§ **Saved data entries**
## begin

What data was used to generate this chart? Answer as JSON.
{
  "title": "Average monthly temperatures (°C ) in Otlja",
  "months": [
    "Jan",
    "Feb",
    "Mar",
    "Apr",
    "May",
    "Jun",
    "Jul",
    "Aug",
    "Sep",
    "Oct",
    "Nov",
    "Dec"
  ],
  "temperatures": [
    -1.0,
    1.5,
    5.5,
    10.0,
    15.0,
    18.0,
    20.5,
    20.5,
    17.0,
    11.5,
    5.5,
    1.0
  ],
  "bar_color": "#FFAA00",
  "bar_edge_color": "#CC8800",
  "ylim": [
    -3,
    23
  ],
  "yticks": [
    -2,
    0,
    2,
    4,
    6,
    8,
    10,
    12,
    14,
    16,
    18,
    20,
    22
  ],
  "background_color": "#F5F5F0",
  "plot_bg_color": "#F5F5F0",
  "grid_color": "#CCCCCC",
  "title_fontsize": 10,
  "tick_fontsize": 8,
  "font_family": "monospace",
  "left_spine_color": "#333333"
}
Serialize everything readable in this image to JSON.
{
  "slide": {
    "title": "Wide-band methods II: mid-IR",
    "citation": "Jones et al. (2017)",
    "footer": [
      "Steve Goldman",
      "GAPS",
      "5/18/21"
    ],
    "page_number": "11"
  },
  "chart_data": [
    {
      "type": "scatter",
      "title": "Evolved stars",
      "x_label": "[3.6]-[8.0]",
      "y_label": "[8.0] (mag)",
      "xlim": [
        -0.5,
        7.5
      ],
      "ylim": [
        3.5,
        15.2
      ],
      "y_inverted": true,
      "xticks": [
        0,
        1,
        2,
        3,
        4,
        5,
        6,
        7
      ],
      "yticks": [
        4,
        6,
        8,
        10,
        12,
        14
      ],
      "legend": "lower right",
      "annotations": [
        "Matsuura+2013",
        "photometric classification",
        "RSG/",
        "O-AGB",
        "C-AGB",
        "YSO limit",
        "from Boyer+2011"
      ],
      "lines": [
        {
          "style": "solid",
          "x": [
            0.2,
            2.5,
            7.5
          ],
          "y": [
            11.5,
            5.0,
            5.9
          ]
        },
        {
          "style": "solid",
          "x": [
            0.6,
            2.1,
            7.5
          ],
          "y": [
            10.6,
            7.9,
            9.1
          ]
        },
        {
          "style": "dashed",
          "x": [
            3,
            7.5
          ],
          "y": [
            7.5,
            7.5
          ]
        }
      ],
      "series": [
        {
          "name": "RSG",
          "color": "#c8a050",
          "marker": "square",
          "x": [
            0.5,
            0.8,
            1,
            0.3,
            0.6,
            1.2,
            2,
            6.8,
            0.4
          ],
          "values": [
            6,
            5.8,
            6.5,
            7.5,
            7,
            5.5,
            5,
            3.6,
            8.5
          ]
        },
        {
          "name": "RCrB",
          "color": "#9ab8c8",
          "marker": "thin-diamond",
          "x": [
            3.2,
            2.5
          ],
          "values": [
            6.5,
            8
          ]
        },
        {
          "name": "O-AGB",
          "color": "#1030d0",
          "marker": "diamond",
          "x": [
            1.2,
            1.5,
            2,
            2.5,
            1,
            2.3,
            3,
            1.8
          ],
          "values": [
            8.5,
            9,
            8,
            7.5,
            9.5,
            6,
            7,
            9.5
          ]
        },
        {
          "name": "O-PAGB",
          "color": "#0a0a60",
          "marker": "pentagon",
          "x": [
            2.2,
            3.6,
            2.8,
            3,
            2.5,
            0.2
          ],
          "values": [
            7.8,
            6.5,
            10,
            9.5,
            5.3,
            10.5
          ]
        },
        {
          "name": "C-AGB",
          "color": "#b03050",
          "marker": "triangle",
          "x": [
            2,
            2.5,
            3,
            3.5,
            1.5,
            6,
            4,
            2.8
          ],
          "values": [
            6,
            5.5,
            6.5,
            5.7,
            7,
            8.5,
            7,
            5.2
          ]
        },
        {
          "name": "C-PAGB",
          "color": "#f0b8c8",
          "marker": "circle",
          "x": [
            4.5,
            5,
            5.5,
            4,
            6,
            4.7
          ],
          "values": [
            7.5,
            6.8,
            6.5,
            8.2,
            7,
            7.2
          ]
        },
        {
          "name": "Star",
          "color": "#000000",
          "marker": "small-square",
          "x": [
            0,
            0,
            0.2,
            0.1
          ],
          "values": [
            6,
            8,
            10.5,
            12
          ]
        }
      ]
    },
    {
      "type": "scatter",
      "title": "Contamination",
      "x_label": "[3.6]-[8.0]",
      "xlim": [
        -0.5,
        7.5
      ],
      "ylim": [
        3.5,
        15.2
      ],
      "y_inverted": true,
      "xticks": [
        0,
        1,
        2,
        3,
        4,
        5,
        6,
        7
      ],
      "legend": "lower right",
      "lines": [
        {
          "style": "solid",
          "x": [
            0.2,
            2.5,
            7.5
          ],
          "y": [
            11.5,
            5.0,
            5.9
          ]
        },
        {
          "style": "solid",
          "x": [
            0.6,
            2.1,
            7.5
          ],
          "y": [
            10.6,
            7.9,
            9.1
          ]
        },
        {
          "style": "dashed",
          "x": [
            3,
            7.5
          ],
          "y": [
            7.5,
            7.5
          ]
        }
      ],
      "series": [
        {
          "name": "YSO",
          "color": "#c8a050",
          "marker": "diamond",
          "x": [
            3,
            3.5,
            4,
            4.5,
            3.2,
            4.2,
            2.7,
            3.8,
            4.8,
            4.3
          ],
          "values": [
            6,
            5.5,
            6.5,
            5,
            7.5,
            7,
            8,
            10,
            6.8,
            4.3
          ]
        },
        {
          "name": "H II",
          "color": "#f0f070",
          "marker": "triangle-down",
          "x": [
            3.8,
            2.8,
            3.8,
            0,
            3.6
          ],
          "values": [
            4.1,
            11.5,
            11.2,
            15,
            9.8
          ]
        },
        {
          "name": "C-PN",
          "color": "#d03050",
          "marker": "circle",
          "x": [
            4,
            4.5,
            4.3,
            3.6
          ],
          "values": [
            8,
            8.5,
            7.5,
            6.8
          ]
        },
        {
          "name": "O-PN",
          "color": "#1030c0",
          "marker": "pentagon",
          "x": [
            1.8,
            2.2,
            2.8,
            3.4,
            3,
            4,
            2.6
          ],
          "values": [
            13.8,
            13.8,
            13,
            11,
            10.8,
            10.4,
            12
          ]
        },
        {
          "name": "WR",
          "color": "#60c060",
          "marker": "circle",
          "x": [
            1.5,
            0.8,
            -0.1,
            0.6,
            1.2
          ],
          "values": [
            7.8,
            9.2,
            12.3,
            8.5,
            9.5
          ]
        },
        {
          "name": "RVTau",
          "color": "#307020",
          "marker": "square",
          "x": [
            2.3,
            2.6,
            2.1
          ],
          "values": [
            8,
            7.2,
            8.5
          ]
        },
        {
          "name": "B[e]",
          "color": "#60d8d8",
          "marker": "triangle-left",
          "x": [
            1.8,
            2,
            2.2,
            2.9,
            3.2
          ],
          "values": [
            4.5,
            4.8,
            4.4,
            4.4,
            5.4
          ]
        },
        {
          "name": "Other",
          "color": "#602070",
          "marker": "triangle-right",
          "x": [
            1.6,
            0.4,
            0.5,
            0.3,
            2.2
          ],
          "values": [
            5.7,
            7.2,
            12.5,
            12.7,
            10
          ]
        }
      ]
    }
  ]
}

## end

§ **EXERCISE DETAILS**
Transcribe every entry verbatim.

§ **FULL SOLUTION**
What data was used to generate this chart? Answer as JSON.
{
  "title": "Average monthly temperatures (°C ) in Otlja",
  "months": [
    "Jan",
    "Feb",
    "Mar",
    "Apr",
    "May",
    "Jun",
    "Jul",
    "Aug",
    "Sep",
    "Oct",
    "Nov",
    "Dec"
  ],
  "temperatures": [
    -1.0,
    1.5,
    5.5,
    10.0,
    15.0,
    18.0,
    20.5,
    20.5,
    17.0,
    11.5,
    5.5,
    1.0
  ],
  "bar_color": "#FFAA00",
  "bar_edge_color": "#CC8800",
  "ylim": [
    -3,
    23
  ],
  "yticks": [
    -2,
    0,
    2,
    4,
    6,
    8,
    10,
    12,
    14,
    16,
    18,
    20,
    22
  ],
  "background_color": "#F5F5F0",
  "plot_bg_color": "#F5F5F0",
  "grid_color": "#CCCCCC",
  "title_fontsize": 10,
  "tick_fontsize": 8,
  "font_family": "monospace",
  "left_spine_color": "#333333"
}
Serialize everything readable in this image to JSON.
{
  "slide": {
    "title": "Wide-band methods II: mid-IR",
    "citation": "Jones et al. (2017)",
    "footer": [
      "Steve Goldman",
      "GAPS",
      "5/18/21"
    ],
    "page_number": "11"
  },
  "chart_data": [
    {
      "type": "scatter",
      "title": "Evolved stars",
      "x_label": "[3.6]-[8.0]",
      "y_label": "[8.0] (mag)",
      "xlim": [
        -0.5,
        7.5
      ],
      "ylim": [
        3.5,
        15.2
      ],
      "y_inverted": true,
      "xticks": [
        0,
        1,
        2,
        3,
        4,
        5,
        6,
        7
      ],
      "yticks": [
        4,
        6,
        8,
        10,
        12,
        14
      ],
      "legend": "lower right",
      "annotations": [
        "Matsuura+2013",
        "photometric classification",
        "RSG/",
        "O-AGB",
        "C-AGB",
        "YSO limit",
        "from Boyer+2011"
      ],
      "lines": [
        {
          "style": "solid",
          "x": [
            0.2,
            2.5,
            7.5
          ],
          "y": [
            11.5,
            5.0,
            5.9
          ]
        },
        {
          "style": "solid",
          "x": [
            0.6,
            2.1,
            7.5
          ],
          "y": [
            10.6,
            7.9,
            9.1
          ]
        },
        {
          "style": "dashed",
          "x": [
            3,
            7.5
          ],
          "y": [
            7.5,
            7.5
          ]
        }
      ],
      "series": [
        {
          "name": "RSG",
          "color": "#c8a050",
          "marker": "square",
          "x": [
            0.5,
            0.8,
            1,
            0.3,
            0.6,
            1.2,
            2,
            6.8,
            0.4
          ],
          "values": [
            6,
            5.8,
            6.5,
            7.5,
            7,
            5.5,
            5,
            3.6,
            8.5
          ]
        },
        {
          "name": "RCrB",
          "color": "#9ab8c8",
          "marker": "thin-diamond",
          "x": [
            3.2,
            2.5
          ],
          "values": [
            6.5,
            8
          ]
        },
        {
          "name": "O-AGB",
          "color": "#1030d0",
          "marker": "diamond",
          "x": [
            1.2,
            1.5,
            2,
            2.5,
            1,
            2.3,
            3,
            1.8
          ],
          "values": [
            8.5,
            9,
            8,
            7.5,
            9.5,
            6,
            7,
            9.5
          ]
        },
        {
          "name": "O-PAGB",
          "color": "#0a0a60",
          "marker": "pentagon",
          "x": [
            2.2,
            3.6,
            2.8,
            3,
            2.5,
            0.2
          ],
          "values": [
            7.8,
            6.5,
            10,
            9.5,
            5.3,
            10.5
          ]
        },
        {
          "name": "C-AGB",
          "color": "#b03050",
          "marker": "triangle",
          "x": [
            2,
            2.5,
            3,
            3.5,
            1.5,
            6,
            4,
            2.8
          ],
          "values": [
            6,
            5.5,
            6.5,
            5.7,
            7,
            8.5,
            7,
            5.2
          ]
        },
        {
          "name": "C-PAGB",
          "color": "#f0b8c8",
          "marker": "circle",
          "x": [
            4.5,
            5,
            5.5,
            4,
            6,
            4.7
          ],
          "values": [
            7.5,
            6.8,
            6.5,
            8.2,
            7,
            7.2
          ]
        },
        {
          "name": "Star",
          "color": "#000000",
          "marker": "small-square",
          "x": [
            0,
            0,
            0.2,
            0.1
          ],
          "values": [
            6,
            8,
            10.5,
            12
          ]
        }
      ]
    },
    {
      "type": "scatter",
      "title": "Contamination",
      "x_label": "[3.6]-[8.0]",
      "xlim": [
        -0.5,
        7.5
      ],
      "ylim": [
        3.5,
        15.2
      ],
      "y_inverted": true,
      "xticks": [
        0,
        1,
        2,
        3,
        4,
        5,
        6,
        7
      ],
      "legend": "lower right",
      "lines": [
        {
          "style": "solid",
          "x": [
            0.2,
            2.5,
            7.5
          ],
          "y": [
            11.5,
            5.0,
            5.9
          ]
        },
        {
          "style": "solid",
          "x": [
            0.6,
            2.1,
            7.5
          ],
          "y": [
            10.6,
            7.9,
            9.1
          ]
        },
        {
          "style": "dashed",
          "x": [
            3,
            7.5
          ],
          "y": [
            7.5,
            7.5
          ]
        }
      ],
      "series": [
        {
          "name": "YSO",
          "color": "#c8a050",
          "marker": "diamond",
          "x": [
            3,
            3.5,
            4,
            4.5,
            3.2,
            4.2,
            2.7,
            3.8,
            4.8,
            4.3
          ],
          "values": [
            6,
            5.5,
            6.5,
            5,
            7.5,
            7,
            8,
            10,
            6.8,
            4.3
          ]
        },
        {
          "name": "H II",
          "color": "#f0f070",
          "marker": "triangle-down",
          "x": [
            3.8,
            2.8,
            3.8,
            0,
            3.6
          ],
          "values": [
            4.1,
            11.5,
            11.2,
            15,
            9.8
          ]
        },
        {
          "name": "C-PN",
          "color": "#d03050",
          "marker": "circle",
          "x": [
            4,
            4.5,
            4.3,
            3.6
          ],
          "values": [
            8,
            8.5,
            7.5,
            6.8
          ]
        },
        {
          "name": "O-PN",
          "color": "#1030c0",
          "marker": "pentagon",
          "x": [
            1.8,
            2.2,
            2.8,
            3.4,
            3,
            4,
            2.6
          ],
          "values": [
            13.8,
            13.8,
            13,
            11,
            10.8,
            10.4,
            12
          ]
        },
        {
          "name": "WR",
          "color": "#60c060",
          "marker": "circle",
          "x": [
            1.5,
            0.8,
            -0.1,
            0.6,
            1.2
          ],
          "values": [
            7.8,
            9.2,
            12.3,
            8.5,
            9.5
          ]
        },
        {
          "name": "RVTau",
          "color": "#307020",
          "marker": "square",
          "x": [
            2.3,
            2.6,
            2.1
          ],
          "values": [
            8,
            7.2,
            8.5
          ]
        },
        {
          "name": "B[e]",
          "color": "#60d8d8",
          "marker": "triangle-left",
          "x": [
            1.8,
            2,
            2.2,
            2.9,
            3.2
          ],
          "values": [
            4.5,
            4.8,
            4.4,
            4.4,
            5.4
          ]
        },
        {
          "name": "Other",
          "color": "#602070",
          "marker": "triangle-right",
          "x": [
            1.6,
            0.4,
            0.5,
            0.3,
            2.2
          ],
          "values": [
            5.7,
            7.2,
            12.5,
            12.7,
            10
          ]
        }
      ]
    }
  ]
}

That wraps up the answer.